> [PROBLEM DESCRIPTION]: Using the entries below, output exactly the line containing "Type out the text in this image." and all lines that follow it to the end.

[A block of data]
※ ※ ※

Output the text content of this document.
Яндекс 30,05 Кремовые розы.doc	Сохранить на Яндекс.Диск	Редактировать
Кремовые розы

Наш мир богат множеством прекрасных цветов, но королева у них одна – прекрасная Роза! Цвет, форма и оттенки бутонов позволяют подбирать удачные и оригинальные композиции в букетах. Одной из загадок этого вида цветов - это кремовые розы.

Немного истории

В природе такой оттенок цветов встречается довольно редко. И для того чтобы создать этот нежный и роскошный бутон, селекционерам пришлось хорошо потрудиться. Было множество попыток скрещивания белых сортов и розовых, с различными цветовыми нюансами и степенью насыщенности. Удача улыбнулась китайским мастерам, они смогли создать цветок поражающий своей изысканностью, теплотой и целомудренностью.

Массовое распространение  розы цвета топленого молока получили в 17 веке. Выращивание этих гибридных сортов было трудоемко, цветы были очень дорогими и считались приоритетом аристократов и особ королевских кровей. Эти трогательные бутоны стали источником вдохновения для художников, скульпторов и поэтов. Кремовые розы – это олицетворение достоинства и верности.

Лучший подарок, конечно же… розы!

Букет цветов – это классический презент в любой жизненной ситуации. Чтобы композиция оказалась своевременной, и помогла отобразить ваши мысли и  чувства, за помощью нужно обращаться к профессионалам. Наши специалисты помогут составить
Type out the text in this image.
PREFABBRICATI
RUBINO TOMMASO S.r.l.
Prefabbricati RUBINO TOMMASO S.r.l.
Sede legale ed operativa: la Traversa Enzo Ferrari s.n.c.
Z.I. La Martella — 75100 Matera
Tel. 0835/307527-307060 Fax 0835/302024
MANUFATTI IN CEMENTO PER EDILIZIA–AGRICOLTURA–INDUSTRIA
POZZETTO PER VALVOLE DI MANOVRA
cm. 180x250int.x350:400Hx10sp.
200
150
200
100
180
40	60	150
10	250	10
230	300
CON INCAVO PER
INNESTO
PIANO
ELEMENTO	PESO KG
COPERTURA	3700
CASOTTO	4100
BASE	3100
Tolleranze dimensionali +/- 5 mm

※ ※ ※

> [COMPLETED EXERCISE]:
Type out the text in this image.
PREFABBRICATI
RUBINO TOMMASO S.r.l.
Prefabbricati RUBINO TOMMASO S.r.l.
Sede legale ed operativa: la Traversa Enzo Ferrari s.n.c.
Z.I. La Martella — 75100 Matera
Tel. 0835/307527-307060 Fax 0835/302024
MANUFATTI IN CEMENTO PER EDILIZIA–AGRICOLTURA–INDUSTRIA
POZZETTO PER VALVOLE DI MANOVRA
cm. 180x250int.x350:400Hx10sp.
200
150
200
100
180
40	60	150
10	250	10
230	300
CON INCAVO PER
INNESTO
PIANO
ELEMENTO	PESO KG
COPERTURA	3700
CASOTTO	4100
BASE	3100
Tolleranze dimensionali +/- 5 mm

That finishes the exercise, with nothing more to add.